Chart and figure data
»»

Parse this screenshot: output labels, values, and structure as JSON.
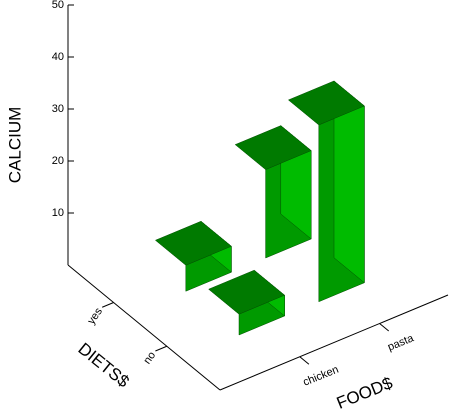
{
  "chart_data": {
    "type": "bar3d",
    "y_label": "CALCIUM",
    "x_label": "FOOD$",
    "z_label": "DIETS$",
    "categories": [
      "chicken",
      "pasta"
    ],
    "series": [
      {
        "name": "yes",
        "values": [
          5,
          17
        ]
      },
      {
        "name": "no",
        "values": [
          4,
          34
        ]
      }
    ],
    "ylim": [
      0,
      50
    ],
    "yticks": [
      10,
      20,
      30,
      40,
      50
    ],
    "face_colors": {
      "top": "#007a00",
      "left": "#009a00",
      "right": "#00bb00"
    }
  }
}
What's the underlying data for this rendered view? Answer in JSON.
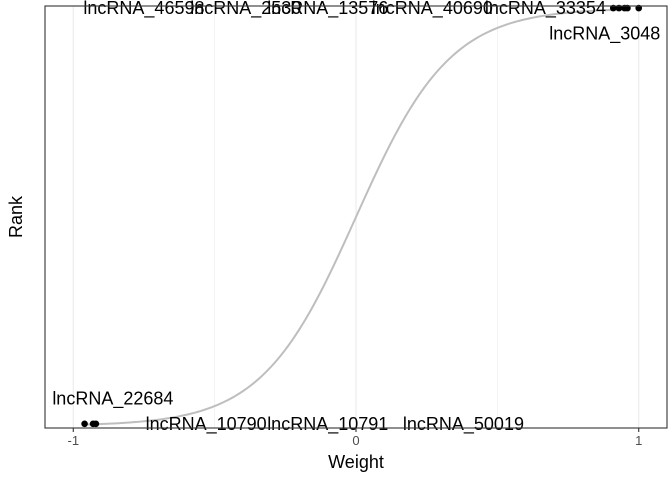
{
  "chart_data": {
    "type": "scatter",
    "title": "",
    "xlabel": "Weight",
    "ylabel": "Rank",
    "xlim": [
      -1.1,
      1.1
    ],
    "ylim": [
      0,
      1
    ],
    "x_ticks": [
      -1,
      0,
      1
    ],
    "x_tick_labels": [
      "-1",
      "0",
      "1"
    ],
    "y_ticks": [],
    "grid": true,
    "legend": "none",
    "curve_color": "#bebebe",
    "point_color": "#000000",
    "background_color": "#ffffff",
    "grid_color": "#ebebeb",
    "top_points": [
      {
        "x": 0.91,
        "y": 0.995
      },
      {
        "x": 0.93,
        "y": 0.995
      },
      {
        "x": 0.95,
        "y": 0.995
      },
      {
        "x": 0.96,
        "y": 0.995
      },
      {
        "x": 1.0,
        "y": 0.995
      }
    ],
    "bottom_points": [
      {
        "x": -0.96,
        "y": 0.01
      },
      {
        "x": -0.93,
        "y": 0.01
      },
      {
        "x": -0.92,
        "y": 0.01
      }
    ],
    "annotations": [
      {
        "text": "lncRNA_46598",
        "x": -0.75,
        "y": 0.995
      },
      {
        "text": "lncRNA_2530",
        "x": -0.39,
        "y": 0.995
      },
      {
        "text": "lncRNA_13576",
        "x": -0.1,
        "y": 0.995
      },
      {
        "text": "lncRNA_40690",
        "x": 0.27,
        "y": 0.995
      },
      {
        "text": "lncRNA_33354",
        "x": 0.67,
        "y": 0.995
      },
      {
        "text": "lncRNA_3048",
        "x": 0.88,
        "y": 0.935
      },
      {
        "text": "lncRNA_22684",
        "x": -0.86,
        "y": 0.07
      },
      {
        "text": "lncRNA_10790",
        "x": -0.53,
        "y": 0.01
      },
      {
        "text": "lncRNA_10791",
        "x": -0.1,
        "y": 0.01
      },
      {
        "text": "lncRNA_50019",
        "x": 0.38,
        "y": 0.01
      }
    ]
  }
}
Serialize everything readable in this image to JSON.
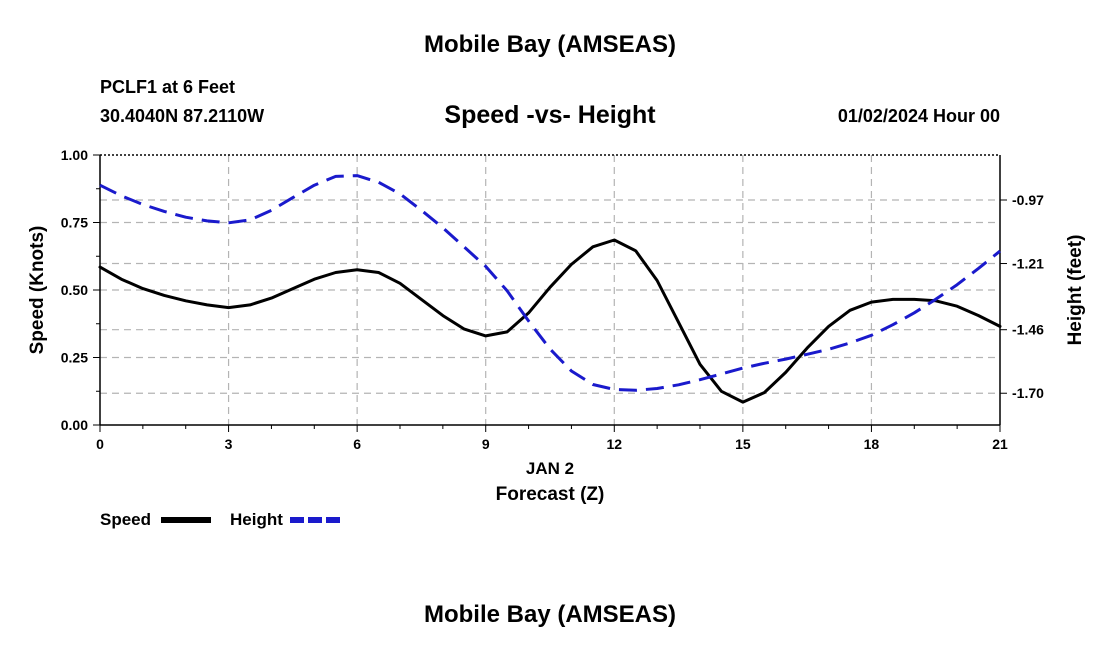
{
  "page": {
    "title_top": "Mobile Bay (AMSEAS)",
    "station": "PCLF1 at 6 Feet",
    "coords": "30.4040N  87.2110W",
    "subtitle": "Speed -vs- Height",
    "datetime": "01/02/2024 Hour 00",
    "date_label": "JAN 2",
    "xlabel": "Forecast (Z)",
    "title_bottom": "Mobile Bay (AMSEAS)",
    "legend": [
      {
        "name": "Speed",
        "color": "#000000",
        "dash": "solid"
      },
      {
        "name": "Height",
        "color": "#1a1acc",
        "dash": "dashed"
      }
    ]
  },
  "chart_data": {
    "type": "line",
    "title": "Speed -vs- Height",
    "xlabel": "Forecast (Z)",
    "ylabel_left": "Speed (Knots)",
    "ylabel_right": "Height (feet)",
    "xlim": [
      0,
      21
    ],
    "ylim_left": [
      0,
      1
    ],
    "ylim_right": [
      -1.82,
      -0.8
    ],
    "x_ticks": [
      0,
      3,
      6,
      9,
      12,
      15,
      18,
      21
    ],
    "y_left_ticks": [
      "0.00",
      "0.25",
      "0.50",
      "0.75",
      "1.00"
    ],
    "y_right_ticks": [
      "-0.97",
      "-1.21",
      "-1.46",
      "-1.70"
    ],
    "grid": true,
    "series": [
      {
        "name": "Speed",
        "axis": "left",
        "color": "#000000",
        "x": [
          0,
          0.5,
          1,
          1.5,
          2,
          2.5,
          3,
          3.5,
          4,
          4.5,
          5,
          5.5,
          6,
          6.5,
          7,
          7.5,
          8,
          8.5,
          9,
          9.5,
          10,
          10.5,
          11,
          11.5,
          12,
          12.5,
          13,
          13.5,
          14,
          14.5,
          15,
          15.5,
          16,
          16.5,
          17,
          17.5,
          18,
          18.5,
          19,
          19.5,
          20,
          20.5,
          21
        ],
        "values": [
          0.585,
          0.54,
          0.505,
          0.48,
          0.46,
          0.445,
          0.435,
          0.445,
          0.47,
          0.505,
          0.54,
          0.565,
          0.575,
          0.565,
          0.525,
          0.465,
          0.405,
          0.355,
          0.33,
          0.345,
          0.415,
          0.51,
          0.595,
          0.66,
          0.685,
          0.645,
          0.535,
          0.38,
          0.225,
          0.125,
          0.085,
          0.12,
          0.195,
          0.285,
          0.365,
          0.425,
          0.455,
          0.465,
          0.465,
          0.46,
          0.44,
          0.405,
          0.365
        ]
      },
      {
        "name": "Height",
        "axis": "right",
        "color": "#1a1acc",
        "x": [
          0,
          0.5,
          1,
          1.5,
          2,
          2.5,
          3,
          3.5,
          4,
          4.5,
          5,
          5.5,
          6,
          6.5,
          7,
          7.5,
          8,
          8.5,
          9,
          9.5,
          10,
          10.5,
          11,
          11.5,
          12,
          12.5,
          13,
          13.5,
          14,
          14.5,
          15,
          15.5,
          16,
          16.5,
          17,
          17.5,
          18,
          18.5,
          19,
          19.5,
          20,
          20.5,
          21
        ],
        "values": [
          -0.914,
          -0.954,
          -0.987,
          -1.013,
          -1.035,
          -1.049,
          -1.056,
          -1.045,
          -1.009,
          -0.961,
          -0.914,
          -0.881,
          -0.878,
          -0.903,
          -0.947,
          -1.009,
          -1.075,
          -1.148,
          -1.221,
          -1.313,
          -1.427,
          -1.533,
          -1.616,
          -1.667,
          -1.686,
          -1.689,
          -1.682,
          -1.668,
          -1.649,
          -1.627,
          -1.605,
          -1.587,
          -1.571,
          -1.553,
          -1.534,
          -1.51,
          -1.481,
          -1.441,
          -1.396,
          -1.345,
          -1.29,
          -1.228,
          -1.163
        ]
      }
    ]
  }
}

««

# WHAT IS NEEDED
Transcribe the complete set of entries verbatim. No pictures belong in the copy.

# SOLUTION
Parse this screenshot: output labels, values, and structure as JSON.
{
  "chart_data": {
    "type": "bar3d",
    "y_label": "CALCIUM",
    "x_label": "FOOD$",
    "z_label": "DIETS$",
    "categories": [
      "chicken",
      "pasta"
    ],
    "series": [
      {
        "name": "yes",
        "values": [
          5,
          17
        ]
      },
      {
        "name": "no",
        "values": [
          4,
          34
        ]
      }
    ],
    "ylim": [
      0,
      50
    ],
    "yticks": [
      10,
      20,
      30,
      40,
      50
    ],
    "face_colors": {
      "top": "#007a00",
      "left": "#009a00",
      "right": "#00bb00"
    }
  }
}
What's the underlying data for this rendered view? Answer in JSON.
{
  "chart_data": {
    "type": "scatter",
    "title": "",
    "xlabel": "Weight",
    "ylabel": "Rank",
    "xlim": [
      -1.1,
      1.1
    ],
    "ylim": [
      0,
      1
    ],
    "x_ticks": [
      -1,
      0,
      1
    ],
    "x_tick_labels": [
      "-1",
      "0",
      "1"
    ],
    "y_ticks": [],
    "grid": true,
    "legend": "none",
    "curve_color": "#bebebe",
    "point_color": "#000000",
    "background_color": "#ffffff",
    "grid_color": "#ebebeb",
    "top_points": [
      {
        "x": 0.91,
        "y": 0.995
      },
      {
        "x": 0.93,
        "y": 0.995
      },
      {
        "x": 0.95,
        "y": 0.995
      },
      {
        "x": 0.96,
        "y": 0.995
      },
      {
        "x": 1.0,
        "y": 0.995
      }
    ],
    "bottom_points": [
      {
        "x": -0.96,
        "y": 0.01
      },
      {
        "x": -0.93,
        "y": 0.01
      },
      {
        "x": -0.92,
        "y": 0.01
      }
    ],
    "annotations": [
      {
        "text": "lncRNA_46598",
        "x": -0.75,
        "y": 0.995
      },
      {
        "text": "lncRNA_2530",
        "x": -0.39,
        "y": 0.995
      },
      {
        "text": "lncRNA_13576",
        "x": -0.1,
        "y": 0.995
      },
      {
        "text": "lncRNA_40690",
        "x": 0.27,
        "y": 0.995
      },
      {
        "text": "lncRNA_33354",
        "x": 0.67,
        "y": 0.995
      },
      {
        "text": "lncRNA_3048",
        "x": 0.88,
        "y": 0.935
      },
      {
        "text": "lncRNA_22684",
        "x": -0.86,
        "y": 0.07
      },
      {
        "text": "lncRNA_10790",
        "x": -0.53,
        "y": 0.01
      },
      {
        "text": "lncRNA_10791",
        "x": -0.1,
        "y": 0.01
      },
      {
        "text": "lncRNA_50019",
        "x": 0.38,
        "y": 0.01
      }
    ]
  }
}
Serialize everything readable in this image to JSON.
{
  "page": {
    "title_top": "Mobile Bay (AMSEAS)",
    "station": "PCLF1 at 6 Feet",
    "coords": "30.4040N  87.2110W",
    "subtitle": "Speed -vs- Height",
    "datetime": "01/02/2024 Hour 00",
    "date_label": "JAN 2",
    "xlabel": "Forecast (Z)",
    "title_bottom": "Mobile Bay (AMSEAS)",
    "legend": [
      {
        "name": "Speed",
        "color": "#000000",
        "dash": "solid"
      },
      {
        "name": "Height",
        "color": "#1a1acc",
        "dash": "dashed"
      }
    ]
  },
  "chart_data": {
    "type": "line",
    "title": "Speed -vs- Height",
    "xlabel": "Forecast (Z)",
    "ylabel_left": "Speed (Knots)",
    "ylabel_right": "Height (feet)",
    "xlim": [
      0,
      21
    ],
    "ylim_left": [
      0,
      1
    ],
    "ylim_right": [
      -1.82,
      -0.8
    ],
    "x_ticks": [
      0,
      3,
      6,
      9,
      12,
      15,
      18,
      21
    ],
    "y_left_ticks": [
      "0.00",
      "0.25",
      "0.50",
      "0.75",
      "1.00"
    ],
    "y_right_ticks": [
      "-0.97",
      "-1.21",
      "-1.46",
      "-1.70"
    ],
    "grid": true,
    "series": [
      {
        "name": "Speed",
        "axis": "left",
        "color": "#000000",
        "x": [
          0,
          0.5,
          1,
          1.5,
          2,
          2.5,
          3,
          3.5,
          4,
          4.5,
          5,
          5.5,
          6,
          6.5,
          7,
          7.5,
          8,
          8.5,
          9,
          9.5,
          10,
          10.5,
          11,
          11.5,
          12,
          12.5,
          13,
          13.5,
          14,
          14.5,
          15,
          15.5,
          16,
          16.5,
          17,
          17.5,
          18,
          18.5,
          19,
          19.5,
          20,
          20.5,
          21
        ],
        "values": [
          0.585,
          0.54,
          0.505,
          0.48,
          0.46,
          0.445,
          0.435,
          0.445,
          0.47,
          0.505,
          0.54,
          0.565,
          0.575,
          0.565,
          0.525,
          0.465,
          0.405,
          0.355,
          0.33,
          0.345,
          0.415,
          0.51,
          0.595,
          0.66,
          0.685,
          0.645,
          0.535,
          0.38,
          0.225,
          0.125,
          0.085,
          0.12,
          0.195,
          0.285,
          0.365,
          0.425,
          0.455,
          0.465,
          0.465,
          0.46,
          0.44,
          0.405,
          0.365
        ]
      },
      {
        "name": "Height",
        "axis": "right",
        "color": "#1a1acc",
        "x": [
          0,
          0.5,
          1,
          1.5,
          2,
          2.5,
          3,
          3.5,
          4,
          4.5,
          5,
          5.5,
          6,
          6.5,
          7,
          7.5,
          8,
          8.5,
          9,
          9.5,
          10,
          10.5,
          11,
          11.5,
          12,
          12.5,
          13,
          13.5,
          14,
          14.5,
          15,
          15.5,
          16,
          16.5,
          17,
          17.5,
          18,
          18.5,
          19,
          19.5,
          20,
          20.5,
          21
        ],
        "values": [
          -0.914,
          -0.954,
          -0.987,
          -1.013,
          -1.035,
          -1.049,
          -1.056,
          -1.045,
          -1.009,
          -0.961,
          -0.914,
          -0.881,
          -0.878,
          -0.903,
          -0.947,
          -1.009,
          -1.075,
          -1.148,
          -1.221,
          -1.313,
          -1.427,
          -1.533,
          -1.616,
          -1.667,
          -1.686,
          -1.689,
          -1.682,
          -1.668,
          -1.649,
          -1.627,
          -1.605,
          -1.587,
          -1.571,
          -1.553,
          -1.534,
          -1.51,
          -1.481,
          -1.441,
          -1.396,
          -1.345,
          -1.29,
          -1.228,
          -1.163
        ]
      }
    ]
  }
}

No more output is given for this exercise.